Data entries:
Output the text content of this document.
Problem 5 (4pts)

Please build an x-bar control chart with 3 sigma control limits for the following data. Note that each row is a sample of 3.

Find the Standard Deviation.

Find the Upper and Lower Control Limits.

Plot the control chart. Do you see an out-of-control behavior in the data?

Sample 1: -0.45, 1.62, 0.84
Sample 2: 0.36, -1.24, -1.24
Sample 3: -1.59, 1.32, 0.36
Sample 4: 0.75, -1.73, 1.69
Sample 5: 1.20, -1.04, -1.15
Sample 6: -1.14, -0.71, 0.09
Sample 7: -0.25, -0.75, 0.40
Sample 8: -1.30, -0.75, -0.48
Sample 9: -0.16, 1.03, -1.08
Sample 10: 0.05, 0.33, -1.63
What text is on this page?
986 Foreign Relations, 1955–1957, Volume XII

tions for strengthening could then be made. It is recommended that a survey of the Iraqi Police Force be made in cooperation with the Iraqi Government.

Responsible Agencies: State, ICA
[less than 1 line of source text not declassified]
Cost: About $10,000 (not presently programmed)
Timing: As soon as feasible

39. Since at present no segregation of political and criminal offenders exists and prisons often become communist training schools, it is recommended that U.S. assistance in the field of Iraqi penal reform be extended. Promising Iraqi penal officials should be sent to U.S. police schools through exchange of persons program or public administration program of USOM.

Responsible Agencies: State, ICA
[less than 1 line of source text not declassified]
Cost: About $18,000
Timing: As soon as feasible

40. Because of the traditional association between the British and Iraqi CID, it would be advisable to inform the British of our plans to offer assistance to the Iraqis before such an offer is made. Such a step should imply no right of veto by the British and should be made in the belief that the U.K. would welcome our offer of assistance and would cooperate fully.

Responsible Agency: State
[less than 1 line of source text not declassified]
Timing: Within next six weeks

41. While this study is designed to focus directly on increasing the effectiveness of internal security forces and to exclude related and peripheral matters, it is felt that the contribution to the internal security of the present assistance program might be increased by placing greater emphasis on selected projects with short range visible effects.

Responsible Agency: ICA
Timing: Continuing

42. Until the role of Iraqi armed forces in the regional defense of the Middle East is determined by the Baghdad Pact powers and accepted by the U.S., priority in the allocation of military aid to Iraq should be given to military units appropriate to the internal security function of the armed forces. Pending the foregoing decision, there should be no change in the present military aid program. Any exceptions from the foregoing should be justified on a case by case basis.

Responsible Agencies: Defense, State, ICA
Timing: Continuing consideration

What to produce: Your task is to give the records above again, exactly.

The answer:
Output the text content of this document.
Problem 5 (4pts)

Please build an x-bar control chart with 3 sigma control limits for the following data. Note that each row is a sample of 3.

Find the Standard Deviation.

Find the Upper and Lower Control Limits.

Plot the control chart. Do you see an out-of-control behavior in the data?

Sample 1: -0.45, 1.62, 0.84
Sample 2: 0.36, -1.24, -1.24
Sample 3: -1.59, 1.32, 0.36
Sample 4: 0.75, -1.73, 1.69
Sample 5: 1.20, -1.04, -1.15
Sample 6: -1.14, -0.71, 0.09
Sample 7: -0.25, -0.75, 0.40
Sample 8: -1.30, -0.75, -0.48
Sample 9: -0.16, 1.03, -1.08
Sample 10: 0.05, 0.33, -1.63
What text is on this page?
986 Foreign Relations, 1955–1957, Volume XII

tions for strengthening could then be made. It is recommended that a survey of the Iraqi Police Force be made in cooperation with the Iraqi Government.

Responsible Agencies: State, ICA
[less than 1 line of source text not declassified]
Cost: About $10,000 (not presently programmed)
Timing: As soon as feasible

39. Since at present no segregation of political and criminal offenders exists and prisons often become communist training schools, it is recommended that U.S. assistance in the field of Iraqi penal reform be extended. Promising Iraqi penal officials should be sent to U.S. police schools through exchange of persons program or public administration program of USOM.

Responsible Agencies: State, ICA
[less than 1 line of source text not declassified]
Cost: About $18,000
Timing: As soon as feasible

40. Because of the traditional association between the British and Iraqi CID, it would be advisable to inform the British of our plans to offer assistance to the Iraqis before such an offer is made. Such a step should imply no right of veto by the British and should be made in the belief that the U.K. would welcome our offer of assistance and would cooperate fully.

Responsible Agency: State
[less than 1 line of source text not declassified]
Timing: Within next six weeks

41. While this study is designed to focus directly on increasing the effectiveness of internal security forces and to exclude related and peripheral matters, it is felt that the contribution to the internal security of the present assistance program might be increased by placing greater emphasis on selected projects with short range visible effects.

Responsible Agency: ICA
Timing: Continuing

42. Until the role of Iraqi armed forces in the regional defense of the Middle East is determined by the Baghdad Pact powers and accepted by the U.S., priority in the allocation of military aid to Iraq should be given to military units appropriate to the internal security function of the armed forces. Pending the foregoing decision, there should be no change in the present military aid program. Any exceptions from the foregoing should be justified on a case by case basis.

Responsible Agencies: Defense, State, ICA
Timing: Continuing consideration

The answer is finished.